**To do**
Transcribe each line of the material as it is, and drop any picture.

Excerpts from a figure dataset
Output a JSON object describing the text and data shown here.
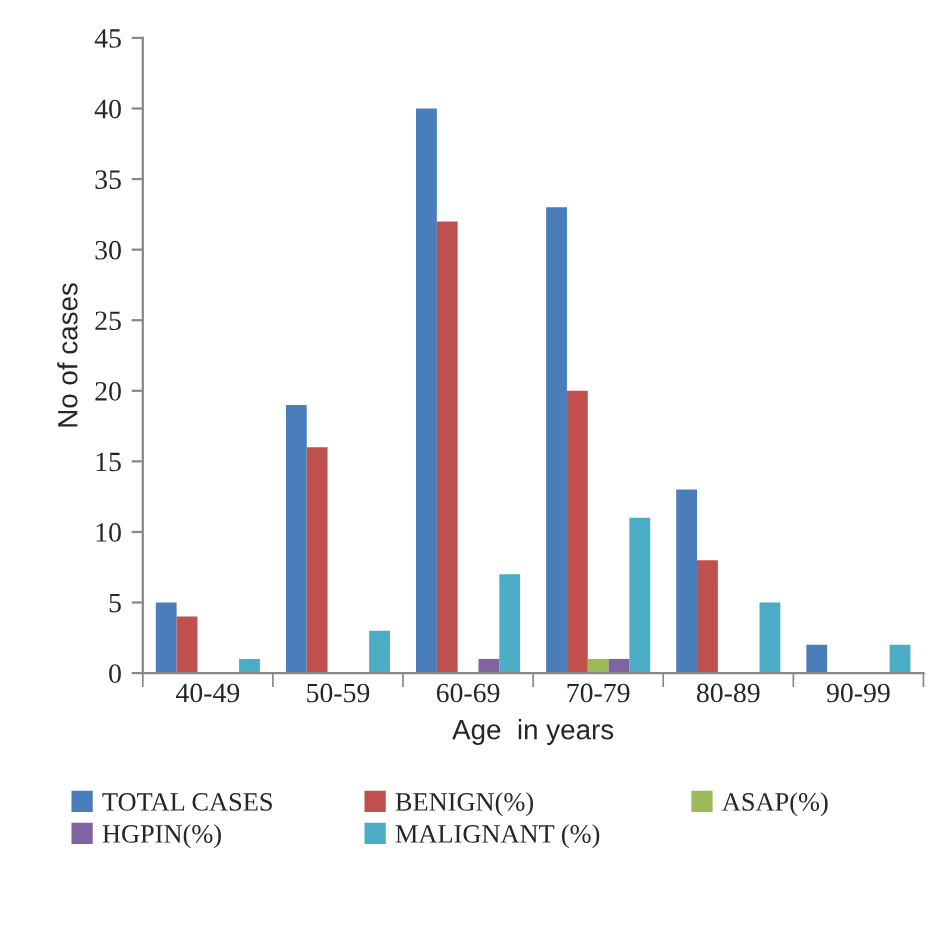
{
  "chart_data": {
    "type": "bar",
    "xlabel": "Age  in years",
    "ylabel": "No of cases",
    "categories": [
      "40-49",
      "50-59",
      "60-69",
      "70-79",
      "80-89",
      "90-99"
    ],
    "series": [
      {
        "name": "TOTAL CASES",
        "color": "#4a7ebb",
        "values": [
          5,
          19,
          40,
          33,
          13,
          2
        ]
      },
      {
        "name": "BENIGN(%)",
        "color": "#c0504d",
        "values": [
          4,
          16,
          32,
          20,
          8,
          0
        ]
      },
      {
        "name": "ASAP(%)",
        "color": "#9bbb59",
        "values": [
          0,
          0,
          0,
          1,
          0,
          0
        ]
      },
      {
        "name": "HGPIN(%)",
        "color": "#8064a2",
        "values": [
          0,
          0,
          1,
          1,
          0,
          0
        ]
      },
      {
        "name": "MALIGNANT (%)",
        "color": "#4bacc6",
        "values": [
          1,
          3,
          7,
          11,
          5,
          2
        ]
      }
    ],
    "ylim": [
      0,
      45
    ],
    "yticks": [
      0,
      5,
      10,
      15,
      20,
      25,
      30,
      35,
      40,
      45
    ],
    "grid": false,
    "legend": "bottom"
  }
}
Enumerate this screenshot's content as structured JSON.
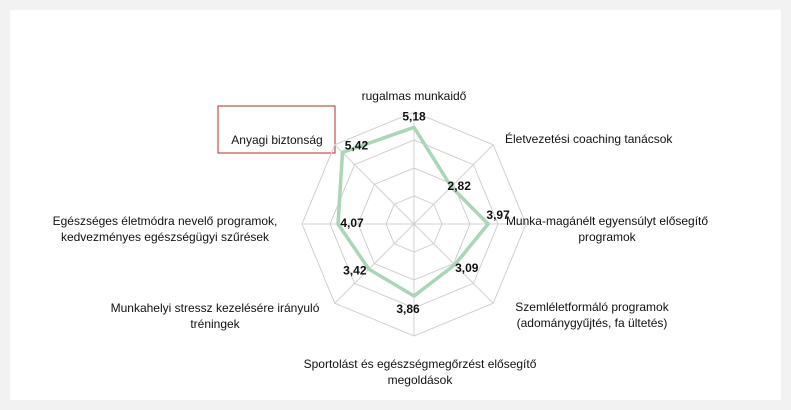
{
  "chart_data": {
    "type": "radar",
    "categories": [
      [
        "rugalmas munkaidő"
      ],
      [
        "Életvezetési coaching tanácsok"
      ],
      [
        "Munka-magánélt egyensúlyt elősegítő",
        "programok"
      ],
      [
        "Szemléletformáló programok",
        "(adománygyűjtés, fa ültetés)"
      ],
      [
        "Sportolást és egészségmegőrzést elősegítő",
        "megoldások"
      ],
      [
        "Munkahelyi stressz kezelésére irányuló",
        "tréningek"
      ],
      [
        "Egészséges életmódra nevelő programok,",
        "kedvezményes egészségügyi szűrések"
      ],
      [
        "Anyagi biztonság"
      ]
    ],
    "values": [
      5.18,
      2.82,
      3.97,
      3.09,
      3.86,
      3.42,
      4.07,
      5.42
    ],
    "value_labels": [
      "5,18",
      "2,82",
      "3,97",
      "3,09",
      "3,86",
      "3,42",
      "4,07",
      "5,42"
    ],
    "color": "#a9d6b6",
    "rlim": [
      0,
      6
    ],
    "rticks": [
      1.5,
      3,
      4.5,
      6
    ],
    "grid": true
  }
}
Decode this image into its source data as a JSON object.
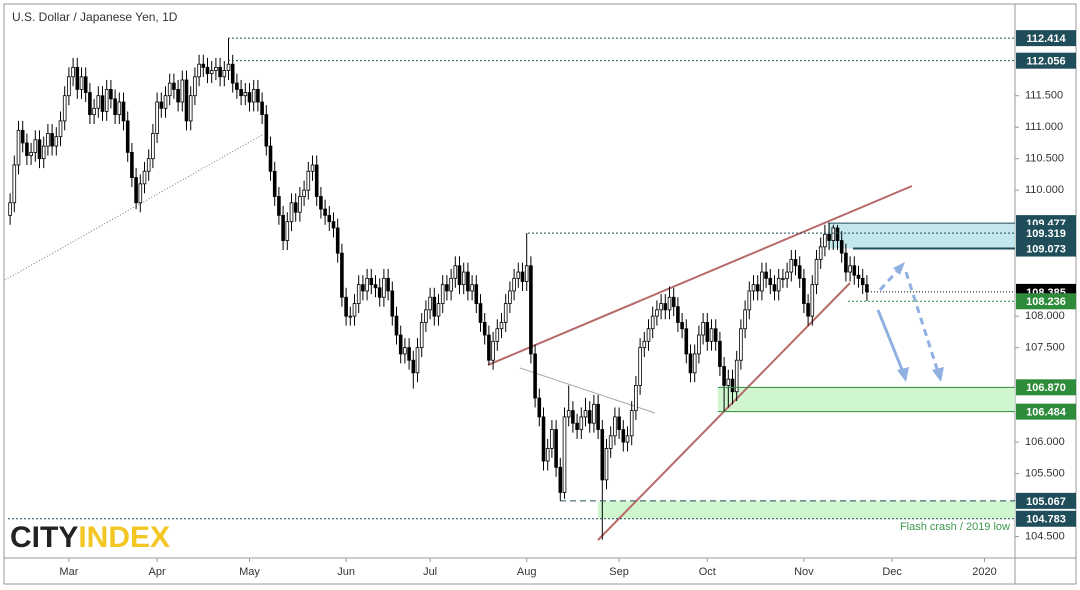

**Answer**
Output a JSON object describing the text and data shown here.
{
  "chart_data": {
    "type": "bar",
    "xlabel": "Age  in years",
    "ylabel": "No of cases",
    "categories": [
      "40-49",
      "50-59",
      "60-69",
      "70-79",
      "80-89",
      "90-99"
    ],
    "series": [
      {
        "name": "TOTAL CASES",
        "color": "#4a7ebb",
        "values": [
          5,
          19,
          40,
          33,
          13,
          2
        ]
      },
      {
        "name": "BENIGN(%)",
        "color": "#c0504d",
        "values": [
          4,
          16,
          32,
          20,
          8,
          0
        ]
      },
      {
        "name": "ASAP(%)",
        "color": "#9bbb59",
        "values": [
          0,
          0,
          0,
          1,
          0,
          0
        ]
      },
      {
        "name": "HGPIN(%)",
        "color": "#8064a2",
        "values": [
          0,
          0,
          1,
          1,
          0,
          0
        ]
      },
      {
        "name": "MALIGNANT (%)",
        "color": "#4bacc6",
        "values": [
          1,
          3,
          7,
          11,
          5,
          2
        ]
      }
    ],
    "ylim": [
      0,
      45
    ],
    "yticks": [
      0,
      5,
      10,
      15,
      20,
      25,
      30,
      35,
      40,
      45
    ],
    "grid": false,
    "legend": "bottom"
  }
}
Enumerate this screenshot's content as structured JSON.
{
  "chart_data": {
    "type": "radar",
    "categories": [
      [
        "rugalmas munkaidő"
      ],
      [
        "Életvezetési coaching tanácsok"
      ],
      [
        "Munka-magánélt egyensúlyt elősegítő",
        "programok"
      ],
      [
        "Szemléletformáló programok",
        "(adománygyűjtés, fa ültetés)"
      ],
      [
        "Sportolást és egészségmegőrzést elősegítő",
        "megoldások"
      ],
      [
        "Munkahelyi stressz kezelésére irányuló",
        "tréningek"
      ],
      [
        "Egészséges életmódra nevelő programok,",
        "kedvezményes egészségügyi szűrések"
      ],
      [
        "Anyagi biztonság"
      ]
    ],
    "values": [
      5.18,
      2.82,
      3.97,
      3.09,
      3.86,
      3.42,
      4.07,
      5.42
    ],
    "value_labels": [
      "5,18",
      "2,82",
      "3,97",
      "3,09",
      "3,86",
      "3,42",
      "4,07",
      "5,42"
    ],
    "color": "#a9d6b6",
    "rlim": [
      0,
      6
    ],
    "rticks": [
      1.5,
      3,
      4.5,
      6
    ],
    "grid": true
  }
}
Decode this image into its source data as a JSON object.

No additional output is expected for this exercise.